The start of the traditional Thai New Year – otherwise known as Songkran – is a riotous event enjoyed by young and old, rich and poor and Royalty and commoners alike all over the Kingdom of Thailand. Today if you mention ‘Thai New Year’ to someone who isn’t Thai, chances are they’ll say “Oh yes – the water throwing festival, right?” and whilst it’s true that Songkran these days is a lot of fun which involves buckets full of water and beauty queen parades, its origins lie way back in agricultural history.

So, before we get to the fun, splashy part, let’s take a look at where, why and how Songkran came to be the water festival that we know and love today.

The word Songkran comes from the Sanskrit word, Sankranti, which means movement or change, although in this situation it refers to the transmigration of the Sun from one Rāshi (a constellation of the zodiac in Indian astronomy) to the next. Therefore, there are 12 Sankrantis in a year and each Sankranti denotes the beginning of a month.

Back in ancient times the day that Songkran fell on was set on the day that the sun migrated into the sign of Aries which was seen as the beginning of the year, however these days, Songkran is always celebrated on the 13th of April – the official beginning of the Thai New Year. It is also celebrated in the other Theravada Buddhist countries of Cambodia, Lao and Burma/Myanmar and in the Thai homeland of Sipsong Panna in the South West Chinese province of Yunnan where the Dai minority live.

Another point to note is that in Thailand, the Buddhist calendar is used as opposed to the Western Gregorian one, so now, as I write this in 2013 here in Thailand it is actually 2556. Officially New Year in Thailand was changed to the 1st of January in 1940 to align with the West and to increase business and trade opportunities but Songkran is still the most beloved of Thai national holidays and is quite rightly still celebrated as Thai New Year.
○ ○ ○ ○ ○
PROBLEMS TO SOLVE:
1. According to the Songkran passage, on what date is Songkran always celebrated today?
2. List the other Theravada Buddhist countries that the Songkran passage says also celebrate Songkran.
3. Resume the Songkran passage from where it stops.
None of the rows are needed here.
○ ○ ○ ○ ○
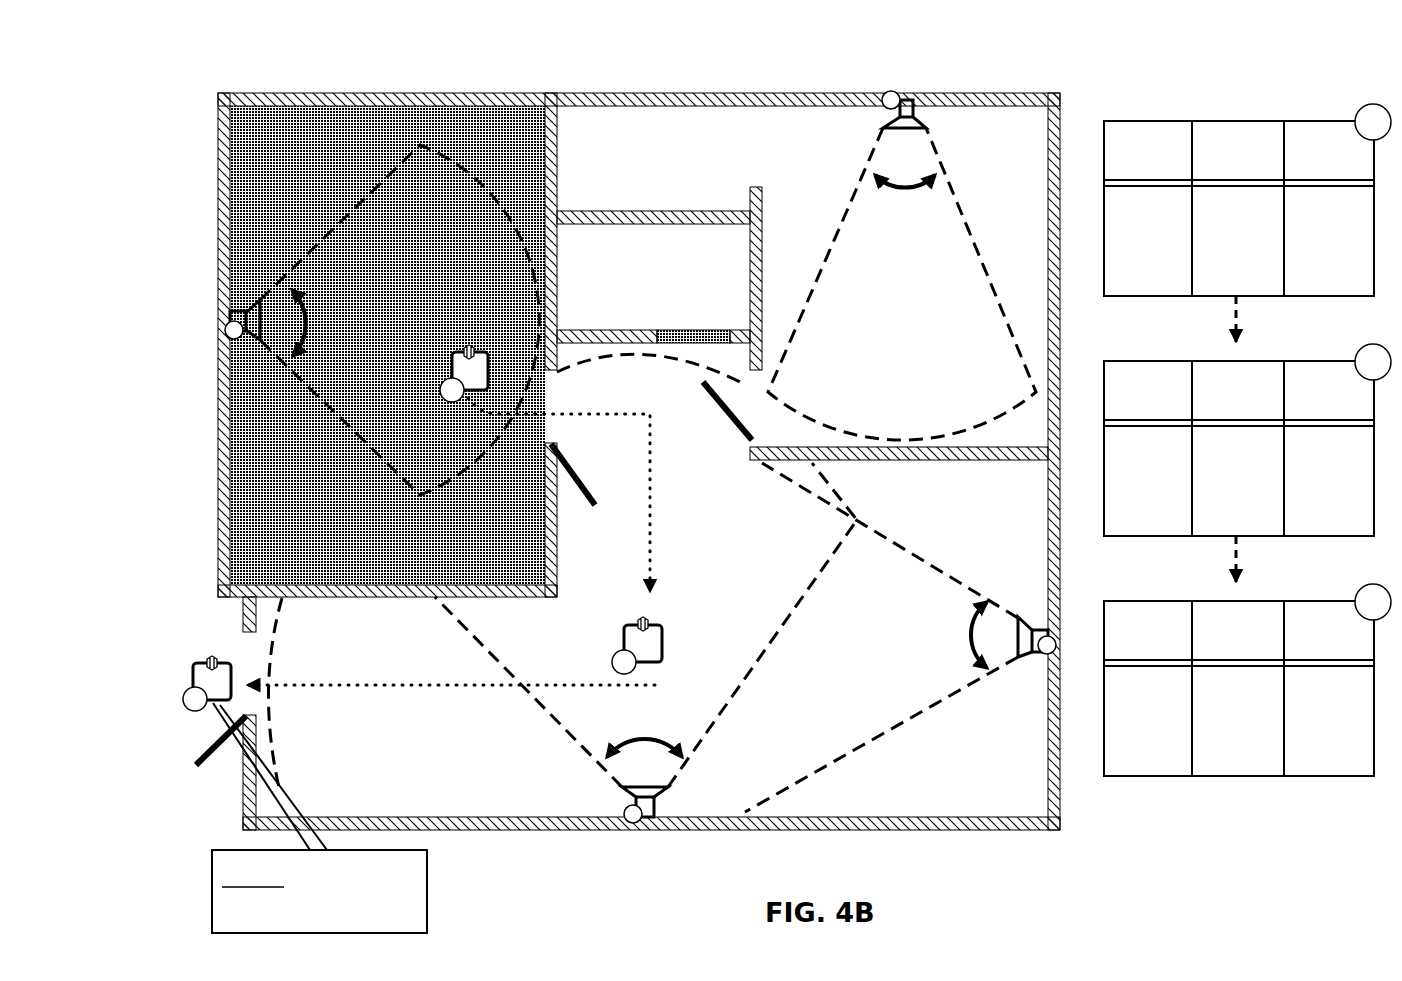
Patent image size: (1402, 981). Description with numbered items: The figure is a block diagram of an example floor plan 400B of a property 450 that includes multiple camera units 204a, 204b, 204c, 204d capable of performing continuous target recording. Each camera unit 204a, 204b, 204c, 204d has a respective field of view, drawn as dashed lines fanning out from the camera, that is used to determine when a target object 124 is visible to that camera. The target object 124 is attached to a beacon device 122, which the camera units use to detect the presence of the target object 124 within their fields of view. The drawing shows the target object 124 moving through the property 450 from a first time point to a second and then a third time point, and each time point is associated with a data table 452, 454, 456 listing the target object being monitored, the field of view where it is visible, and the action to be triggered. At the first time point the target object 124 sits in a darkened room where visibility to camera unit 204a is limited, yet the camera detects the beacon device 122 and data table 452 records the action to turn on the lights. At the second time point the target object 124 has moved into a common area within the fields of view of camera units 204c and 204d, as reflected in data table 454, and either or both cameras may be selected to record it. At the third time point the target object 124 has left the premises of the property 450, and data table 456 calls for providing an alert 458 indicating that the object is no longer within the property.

The environment / premises floor plan 400B is at (845, 37).
The beacon device 122 is at (467, 346).
The target object 124 is at (452, 367).
The camera unit 204a is at (230, 313).
The camera unit 204b is at (885, 91).
The camera unit 204c is at (632, 825).
The camera unit 204d is at (1045, 660).
The property 450 is at (1005, 93).
The data table 452 is at (1302, 120).
The data table 454 is at (1302, 360).
The data table 456 is at (1302, 600).
The alert 458 is at (424, 905).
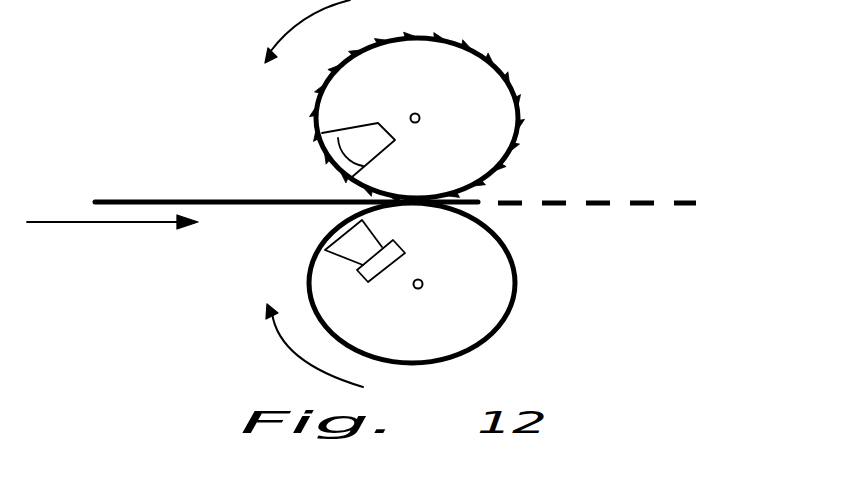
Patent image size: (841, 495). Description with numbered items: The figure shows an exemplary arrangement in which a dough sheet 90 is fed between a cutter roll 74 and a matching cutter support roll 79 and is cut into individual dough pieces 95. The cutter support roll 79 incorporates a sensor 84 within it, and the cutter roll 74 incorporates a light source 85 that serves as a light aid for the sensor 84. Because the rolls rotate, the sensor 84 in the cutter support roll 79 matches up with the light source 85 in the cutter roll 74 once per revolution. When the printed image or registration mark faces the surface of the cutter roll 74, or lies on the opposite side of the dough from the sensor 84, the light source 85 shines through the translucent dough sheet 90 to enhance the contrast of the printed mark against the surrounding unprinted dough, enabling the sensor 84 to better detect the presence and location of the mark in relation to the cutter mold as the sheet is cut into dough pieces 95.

The cutter roll 74 is at (490, 119).
The cutter support roll 79 is at (483, 302).
The sensor 84 is at (380, 262).
The light source 85 is at (372, 133).
The dough sheet 90 is at (135, 198).
The individual dough pieces 95 is at (523, 203).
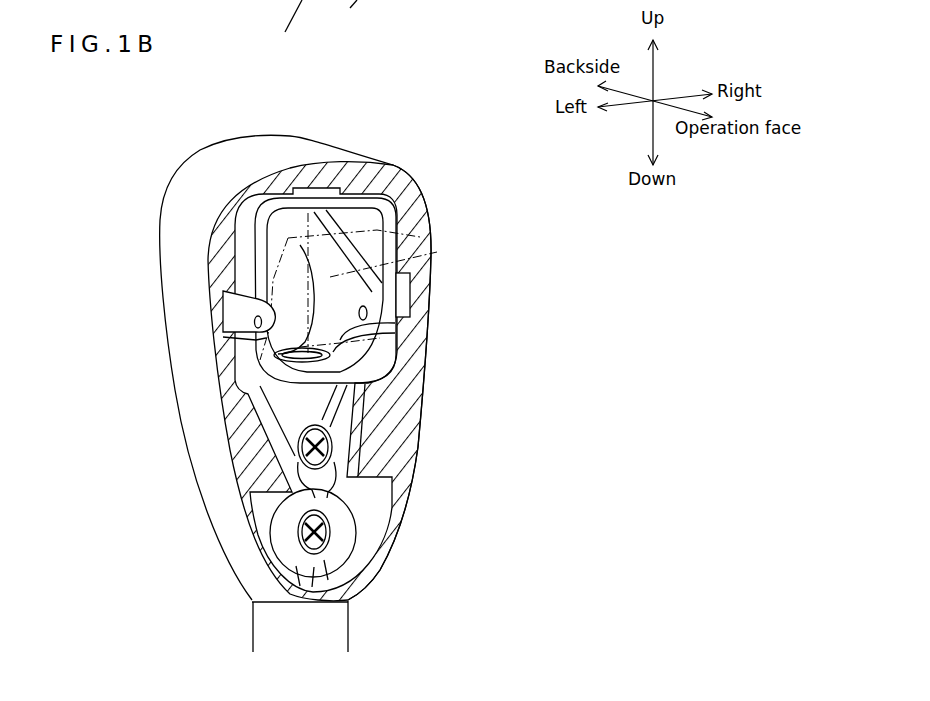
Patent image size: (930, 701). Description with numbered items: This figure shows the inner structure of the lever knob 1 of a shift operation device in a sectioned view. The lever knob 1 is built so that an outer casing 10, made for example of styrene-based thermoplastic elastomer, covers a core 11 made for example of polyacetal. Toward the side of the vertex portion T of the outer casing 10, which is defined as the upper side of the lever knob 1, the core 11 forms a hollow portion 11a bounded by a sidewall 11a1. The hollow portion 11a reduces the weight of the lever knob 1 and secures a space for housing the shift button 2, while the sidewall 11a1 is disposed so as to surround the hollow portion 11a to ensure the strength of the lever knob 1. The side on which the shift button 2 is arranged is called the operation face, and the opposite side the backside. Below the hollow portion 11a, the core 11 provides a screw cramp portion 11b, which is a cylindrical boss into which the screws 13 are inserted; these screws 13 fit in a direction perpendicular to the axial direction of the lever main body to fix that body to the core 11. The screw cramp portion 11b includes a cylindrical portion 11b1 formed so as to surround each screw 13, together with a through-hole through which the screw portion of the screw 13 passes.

The lever knob 1 is at (419, 174).
The shift button 2 is at (397, 253).
The outer casing 10 is at (327, 157).
The core 11 is at (330, 403).
The hollow portion 11a is at (340, 353).
The sidewall 11a1 is at (250, 269).
The screw cramp portion 11b is at (338, 432).
The cylindrical portion 11b1 is at (336, 545).
The screws 13 is at (310, 580).
The vertex portion T is at (253, 147).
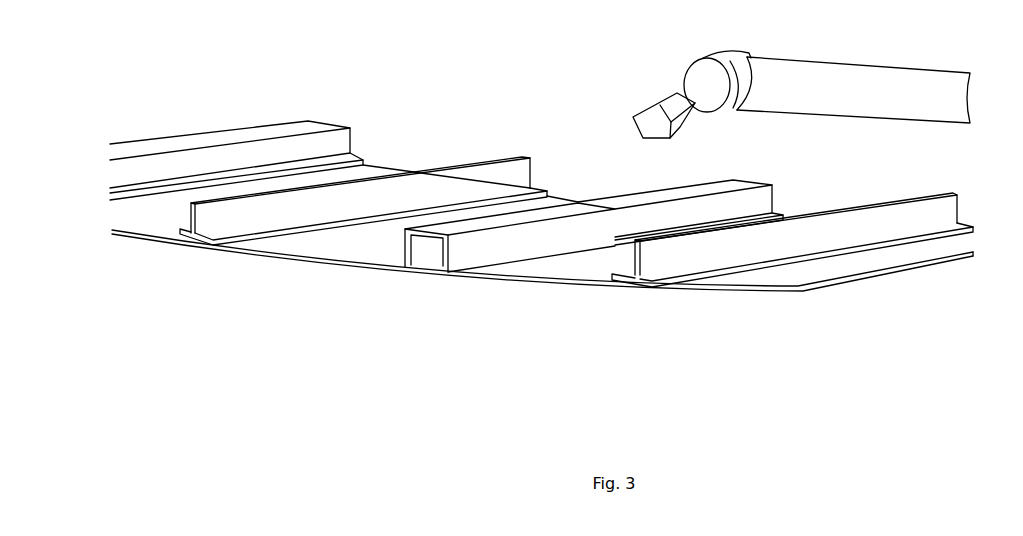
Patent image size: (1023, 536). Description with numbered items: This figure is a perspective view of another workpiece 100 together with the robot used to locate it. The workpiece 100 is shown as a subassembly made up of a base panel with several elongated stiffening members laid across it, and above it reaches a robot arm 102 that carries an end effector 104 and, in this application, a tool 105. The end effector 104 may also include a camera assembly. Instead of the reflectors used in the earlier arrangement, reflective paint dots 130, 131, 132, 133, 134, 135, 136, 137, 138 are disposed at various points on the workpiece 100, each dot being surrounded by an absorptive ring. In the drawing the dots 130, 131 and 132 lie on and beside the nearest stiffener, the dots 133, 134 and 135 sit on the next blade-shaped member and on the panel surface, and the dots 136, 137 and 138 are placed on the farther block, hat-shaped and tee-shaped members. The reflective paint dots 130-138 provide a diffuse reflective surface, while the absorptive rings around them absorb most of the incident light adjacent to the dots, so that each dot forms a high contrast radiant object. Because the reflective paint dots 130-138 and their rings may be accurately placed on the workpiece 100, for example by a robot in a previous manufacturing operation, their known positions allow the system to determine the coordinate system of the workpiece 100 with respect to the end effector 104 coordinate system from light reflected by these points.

The workpiece 100 is at (190, 98).
The robot arm 102 is at (820, 60).
The end effector 104 is at (674, 93).
The tool 105 is at (638, 118).
The reflective paint dot 130 is at (329, 147).
The reflective paint dot 131 is at (138, 173).
The reflective paint dot 132 is at (133, 218).
The reflective paint dot 133 is at (498, 176).
The reflective paint dot 134 is at (228, 215).
The reflective paint dot 135 is at (333, 250).
The reflective paint dot 136 is at (743, 203).
The reflective paint dot 137 is at (487, 244).
The reflective paint dot 138 is at (566, 267).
○ ○ ○ ○ ○
FINAL RESULTS:
1. The 13th of April.

2. Cambodia, Lao, and Burma/Myanmar.

3.
Unlike Western New Year, Songkran lasts for 4 days, with each day given a name and defined by a meaning and actions. The first day is Maha Songkran which signifies the end of the old year. The following day, April the 14th, is Wan Nao and this is an in-between day stuck in a kind of calendar limbo between the old year and the new year which is yet to begin. This day is traditionally spent preparing offerings of food for the monks who reside in the local temples.

Day three is Wan Thaloeng Sok – the 15th of April and the actual start of the New Year whilst the final day of the celebrations, Wan Parg-bpee, is spent honouring one’s ancestors and elders.

Songkran falls at a similar time as Holi which is an ancient festival celebrated in India, and they do in fact share some similar customs, such as the releasing of small captured fish into streams and rivers. In Thailand birds may be released from their cages too. Similarly, Holi is celebrated by throwing coloured water, and as we already know, this is something that the Thai people enthusiastically embrace during their Songkran festivities too!

So where does all this water throwing come from, what’s it all about and has Songkran always been so wild?! Well, originally throwing water was a Spring Festival ritual that even pre-dates the Buddha. It was seen as a symbol of good luck and of hope for rain for the crops that had been planted that year. After Buddhism was introduced to the Thai Kingdom, its meaning morphed somewhat into a religious act and the water was instead used in an annual cleansing of statues of the Buddha.

The water is considered blessed after the statues have been washed and is then used to convey respect to ones elders by pouring a small amount of it over their shoulder and down their back, on the 4th day of Wan Parg-bpee. This water will be scented, often with Jasmine flowers, although these days, leaving the religious reasons aside, water will often be filled with talcum powder too so it leaves a sticky white paste all over the ‘victim’.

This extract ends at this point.